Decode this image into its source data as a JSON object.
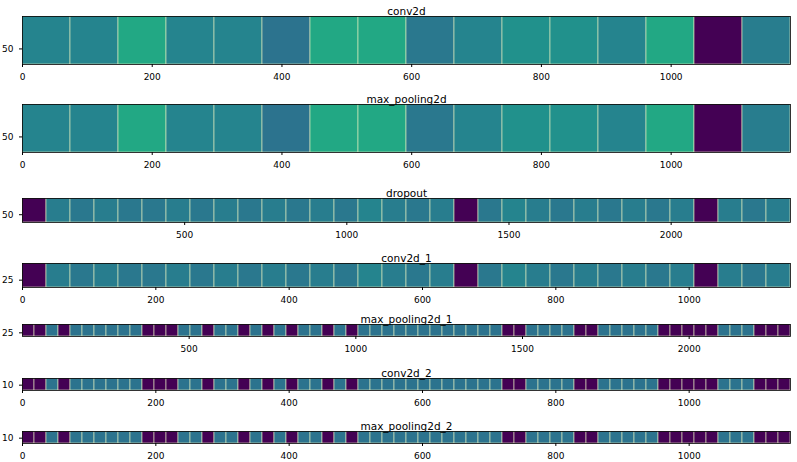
{
  "chart_data": [
    {
      "type": "heatmap",
      "title": "conv2d",
      "xlim": [
        0,
        1184
      ],
      "xticks": [
        0,
        200,
        400,
        600,
        800,
        1000
      ],
      "ylim": [
        74,
        0
      ],
      "yticks": [
        50
      ],
      "zlim": [
        0,
        1
      ],
      "tiles": [
        0.45,
        0.45,
        0.6,
        0.45,
        0.45,
        0.38,
        0.6,
        0.6,
        0.4,
        0.45,
        0.5,
        0.5,
        0.45,
        0.6,
        0,
        0.42
      ]
    },
    {
      "type": "heatmap",
      "title": "max_pooling2d",
      "xlim": [
        0,
        1184
      ],
      "xticks": [
        0,
        200,
        400,
        600,
        800,
        1000
      ],
      "ylim": [
        74,
        0
      ],
      "yticks": [
        50
      ],
      "zlim": [
        0,
        1
      ],
      "tiles": [
        0.45,
        0.45,
        0.6,
        0.45,
        0.45,
        0.38,
        0.6,
        0.6,
        0.4,
        0.45,
        0.5,
        0.5,
        0.45,
        0.6,
        0,
        0.42
      ]
    },
    {
      "type": "heatmap",
      "title": "dropout",
      "xlim": [
        0,
        2368
      ],
      "xticks": [
        500,
        1000,
        1500,
        2000
      ],
      "ylim": [
        74,
        0
      ],
      "yticks": [
        50
      ],
      "zlim": [
        0,
        1
      ],
      "tiles": [
        0,
        0.42,
        0.4,
        0.42,
        0.4,
        0.4,
        0.42,
        0.4,
        0.42,
        0.4,
        0.42,
        0.4,
        0.42,
        0.4,
        0.45,
        0.42,
        0.4,
        0.42,
        0,
        0.4,
        0.45,
        0.42,
        0.4,
        0.42,
        0.4,
        0.42,
        0.4,
        0.42,
        0,
        0.42,
        0.4,
        0.42
      ]
    },
    {
      "type": "heatmap",
      "title": "conv2d_1",
      "xlim": [
        0,
        1152
      ],
      "xticks": [
        0,
        200,
        400,
        600,
        800,
        1000
      ],
      "ylim": [
        36,
        0
      ],
      "yticks": [
        25
      ],
      "zlim": [
        0,
        1
      ],
      "tiles": [
        0,
        0.42,
        0.4,
        0.42,
        0.4,
        0.4,
        0.42,
        0.4,
        0.42,
        0.4,
        0.42,
        0.4,
        0.42,
        0.4,
        0.45,
        0.42,
        0.4,
        0.42,
        0,
        0.4,
        0.45,
        0.42,
        0.4,
        0.42,
        0.4,
        0.42,
        0.4,
        0.42,
        0,
        0.42,
        0.4,
        0.42
      ]
    },
    {
      "type": "heatmap",
      "title": "max_pooling2d_1",
      "xlim": [
        0,
        2304
      ],
      "xticks": [
        500,
        1000,
        1500,
        2000
      ],
      "ylim": [
        36,
        0
      ],
      "yticks": [
        25
      ],
      "zlim": [
        0,
        1
      ],
      "tiles": [
        0,
        0,
        0.38,
        0,
        0.38,
        0.38,
        0.38,
        0.38,
        0.38,
        0.38,
        0,
        0,
        0,
        0.38,
        0.38,
        0,
        0.38,
        0.38,
        0,
        0.38,
        0,
        0.38,
        0,
        0.38,
        0.38,
        0,
        0.38,
        0,
        0.38,
        0.38,
        0.38,
        0.38,
        0.38,
        0.38,
        0.38,
        0.38,
        0.38,
        0.38,
        0.38,
        0.38,
        0,
        0,
        0.38,
        0.38,
        0.38,
        0.38,
        0,
        0,
        0.38,
        0.38,
        0.38,
        0.38,
        0.38,
        0,
        0,
        0,
        0,
        0,
        0.38,
        0.38,
        0.38,
        0,
        0,
        0
      ]
    },
    {
      "type": "heatmap",
      "title": "conv2d_2",
      "xlim": [
        0,
        1152
      ],
      "xticks": [
        0,
        200,
        400,
        600,
        800,
        1000
      ],
      "ylim": [
        18,
        0
      ],
      "yticks": [
        10
      ],
      "zlim": [
        0,
        1
      ],
      "tiles": [
        0,
        0,
        0.38,
        0,
        0.38,
        0.38,
        0.38,
        0.38,
        0.38,
        0.38,
        0,
        0,
        0,
        0.38,
        0.38,
        0,
        0.38,
        0.38,
        0,
        0.38,
        0,
        0.38,
        0,
        0.38,
        0.38,
        0,
        0.38,
        0,
        0.38,
        0.38,
        0.38,
        0.38,
        0.38,
        0.38,
        0.38,
        0.38,
        0.38,
        0.38,
        0.38,
        0.38,
        0,
        0,
        0.38,
        0.38,
        0.38,
        0.38,
        0,
        0,
        0.38,
        0.38,
        0.38,
        0.38,
        0.38,
        0,
        0,
        0,
        0,
        0,
        0.38,
        0.38,
        0.38,
        0,
        0,
        0
      ]
    },
    {
      "type": "heatmap",
      "title": "max_pooling2d_2",
      "xlim": [
        0,
        1152
      ],
      "xticks": [
        0,
        200,
        400,
        600,
        800,
        1000
      ],
      "ylim": [
        18,
        0
      ],
      "yticks": [
        10
      ],
      "zlim": [
        0,
        1
      ],
      "tiles": [
        0,
        0,
        0.38,
        0,
        0.38,
        0.38,
        0.38,
        0.38,
        0.38,
        0.38,
        0,
        0,
        0,
        0.38,
        0.38,
        0,
        0.38,
        0.38,
        0,
        0.38,
        0,
        0.38,
        0,
        0.38,
        0.38,
        0,
        0.38,
        0,
        0.38,
        0.38,
        0.38,
        0.38,
        0.38,
        0.38,
        0.38,
        0.38,
        0.38,
        0.38,
        0.38,
        0.38,
        0,
        0,
        0.38,
        0.38,
        0.38,
        0.38,
        0,
        0,
        0.38,
        0.38,
        0.38,
        0.38,
        0.38,
        0,
        0,
        0,
        0,
        0,
        0.38,
        0.38,
        0.38,
        0,
        0,
        0
      ]
    }
  ]
}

# EXERCISE DESCRIPTION
Show the lines of the records that contain the word "title".

# OUTPUT
      "title": "conv2d",
      "title": "max_pooling2d",
      "title": "dropout",
      "title": "conv2d_1",
      "title": "max_pooling2d_1",
      "title": "conv2d_2",
      "title": "max_pooling2d_2",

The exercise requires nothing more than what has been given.